** Begin Records for processing **
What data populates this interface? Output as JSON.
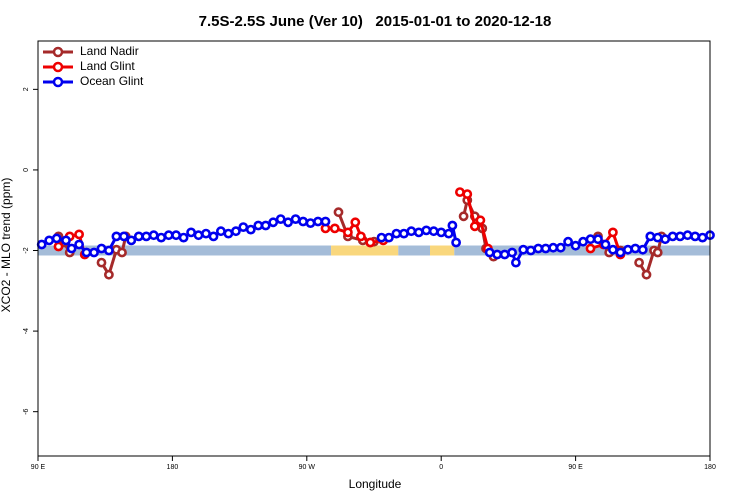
{
  "chart_data": {
    "type": "line",
    "title": "7.5S-2.5S June (Ver 10)   2015-01-01 to 2020-12-18",
    "xlabel": "Longitude",
    "ylabel": "XCO2 - MLO trend (ppm)",
    "xlim": [
      90,
      450
    ],
    "ylim": [
      -7.1,
      3.2
    ],
    "x_ticks": [
      {
        "x": 90,
        "label": "90 E"
      },
      {
        "x": 162,
        "label": "180"
      },
      {
        "x": 234,
        "label": "90 W"
      },
      {
        "x": 306,
        "label": "0"
      },
      {
        "x": 378,
        "label": "90 E"
      },
      {
        "x": 450,
        "label": "180"
      }
    ],
    "y_ticks": [
      2,
      0,
      -2,
      -4,
      -6
    ],
    "legend_position": "top-left",
    "background_band": {
      "y": -2.0,
      "segments": [
        {
          "x0": 90,
          "x1": 247,
          "color": "#a4bcd8"
        },
        {
          "x0": 247,
          "x1": 283,
          "color": "#f9d77d"
        },
        {
          "x0": 283,
          "x1": 300,
          "color": "#a4bcd8"
        },
        {
          "x0": 300,
          "x1": 313,
          "color": "#f9d77d"
        },
        {
          "x0": 313,
          "x1": 450,
          "color": "#a4bcd8"
        }
      ]
    },
    "series": [
      {
        "name": "Land Nadir",
        "color": "#a52a2a",
        "segments": [
          [
            [
              101,
              -1.65
            ],
            [
              104,
              -1.8
            ],
            [
              107,
              -2.05
            ]
          ],
          [
            [
              124,
              -2.3
            ],
            [
              128,
              -2.6
            ],
            [
              132,
              -1.98
            ],
            [
              135,
              -2.05
            ],
            [
              137,
              -1.65
            ]
          ],
          [
            [
              251,
              -1.05
            ],
            [
              256,
              -1.65
            ],
            [
              264,
              -1.75
            ],
            [
              268,
              -1.8
            ],
            [
              270,
              -1.78
            ]
          ],
          [
            [
              318,
              -1.15
            ],
            [
              320,
              -0.75
            ],
            [
              324,
              -1.15
            ],
            [
              328,
              -1.45
            ],
            [
              330,
              -1.95
            ],
            [
              334,
              -2.15
            ]
          ],
          [
            [
              390,
              -1.65
            ],
            [
              396,
              -2.05
            ],
            [
              402,
              -2.0
            ]
          ],
          [
            [
              412,
              -2.3
            ],
            [
              416,
              -2.6
            ],
            [
              420,
              -2.0
            ],
            [
              422,
              -2.05
            ],
            [
              424,
              -1.65
            ]
          ]
        ]
      },
      {
        "name": "Land Glint",
        "color": "#ee0000",
        "segments": [
          [
            [
              101,
              -1.9
            ],
            [
              107,
              -1.65
            ],
            [
              112,
              -1.6
            ],
            [
              115,
              -2.1
            ]
          ],
          [
            [
              244,
              -1.45
            ],
            [
              249,
              -1.45
            ],
            [
              256,
              -1.55
            ],
            [
              260,
              -1.3
            ],
            [
              263,
              -1.65
            ],
            [
              268,
              -1.8
            ],
            [
              275,
              -1.75
            ]
          ],
          [
            [
              316,
              -0.55
            ],
            [
              320,
              -0.6
            ],
            [
              324,
              -1.4
            ],
            [
              327,
              -1.25
            ],
            [
              331,
              -1.95
            ]
          ],
          [
            [
              386,
              -1.95
            ],
            [
              393,
              -1.85
            ],
            [
              398,
              -1.55
            ],
            [
              402,
              -2.1
            ]
          ]
        ]
      },
      {
        "name": "Ocean Glint",
        "color": "#0000ee",
        "segments": [
          [
            [
              92,
              -1.85
            ],
            [
              96,
              -1.75
            ],
            [
              100,
              -1.7
            ],
            [
              105,
              -1.75
            ],
            [
              108,
              -1.95
            ],
            [
              112,
              -1.85
            ],
            [
              116,
              -2.05
            ],
            [
              120,
              -2.05
            ],
            [
              124,
              -1.95
            ],
            [
              128,
              -2.0
            ],
            [
              132,
              -1.65
            ],
            [
              136,
              -1.65
            ],
            [
              140,
              -1.75
            ],
            [
              144,
              -1.65
            ],
            [
              148,
              -1.65
            ],
            [
              152,
              -1.62
            ],
            [
              156,
              -1.68
            ],
            [
              160,
              -1.62
            ],
            [
              164,
              -1.62
            ],
            [
              168,
              -1.68
            ],
            [
              172,
              -1.55
            ],
            [
              176,
              -1.62
            ],
            [
              180,
              -1.58
            ],
            [
              184,
              -1.65
            ],
            [
              188,
              -1.52
            ],
            [
              192,
              -1.58
            ],
            [
              196,
              -1.52
            ],
            [
              200,
              -1.42
            ],
            [
              204,
              -1.48
            ],
            [
              208,
              -1.38
            ],
            [
              212,
              -1.38
            ],
            [
              216,
              -1.3
            ],
            [
              220,
              -1.22
            ],
            [
              224,
              -1.3
            ],
            [
              228,
              -1.22
            ],
            [
              232,
              -1.28
            ],
            [
              236,
              -1.32
            ],
            [
              240,
              -1.28
            ],
            [
              244,
              -1.28
            ]
          ],
          [
            [
              274,
              -1.68
            ],
            [
              278,
              -1.68
            ],
            [
              282,
              -1.58
            ],
            [
              286,
              -1.58
            ],
            [
              290,
              -1.52
            ],
            [
              294,
              -1.55
            ],
            [
              298,
              -1.5
            ],
            [
              302,
              -1.52
            ],
            [
              306,
              -1.55
            ],
            [
              310,
              -1.58
            ],
            [
              312,
              -1.38
            ],
            [
              314,
              -1.8
            ]
          ],
          [
            [
              332,
              -2.05
            ],
            [
              336,
              -2.1
            ],
            [
              340,
              -2.1
            ],
            [
              344,
              -2.05
            ],
            [
              346,
              -2.3
            ],
            [
              350,
              -1.98
            ],
            [
              354,
              -2.0
            ],
            [
              358,
              -1.95
            ],
            [
              362,
              -1.95
            ],
            [
              366,
              -1.93
            ],
            [
              370,
              -1.93
            ],
            [
              374,
              -1.78
            ],
            [
              378,
              -1.88
            ],
            [
              382,
              -1.78
            ],
            [
              386,
              -1.72
            ],
            [
              390,
              -1.72
            ],
            [
              394,
              -1.85
            ],
            [
              398,
              -1.98
            ],
            [
              402,
              -2.05
            ],
            [
              406,
              -1.98
            ],
            [
              410,
              -1.95
            ],
            [
              414,
              -1.98
            ],
            [
              418,
              -1.65
            ],
            [
              422,
              -1.68
            ],
            [
              426,
              -1.72
            ],
            [
              430,
              -1.65
            ],
            [
              434,
              -1.65
            ],
            [
              438,
              -1.62
            ],
            [
              442,
              -1.65
            ],
            [
              446,
              -1.68
            ],
            [
              450,
              -1.62
            ]
          ]
        ]
      }
    ]
  }
}
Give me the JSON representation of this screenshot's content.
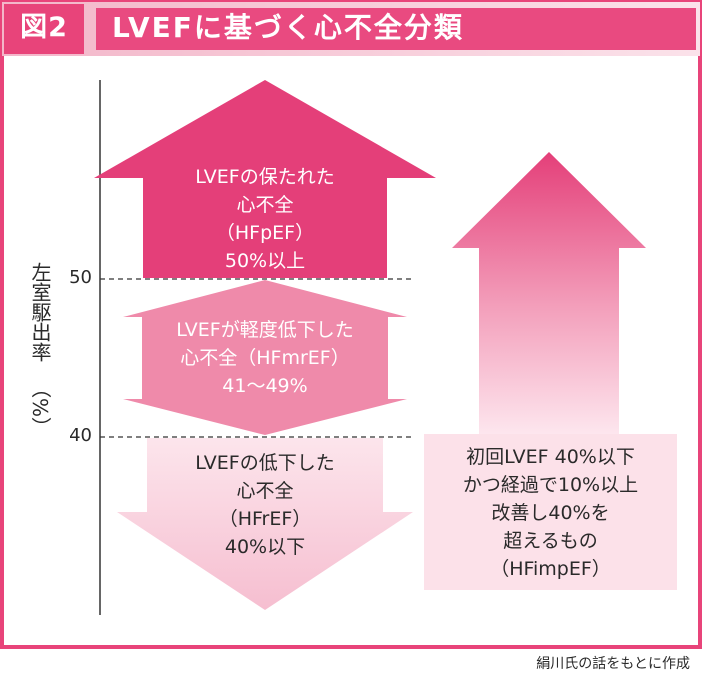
** End Records for processing **
Given request - Look through the data above. Copy every line with the string "this" in it.

Result -
What data populates this interface? Output as JSON.
Give me the JSON representation of this screenshot's content.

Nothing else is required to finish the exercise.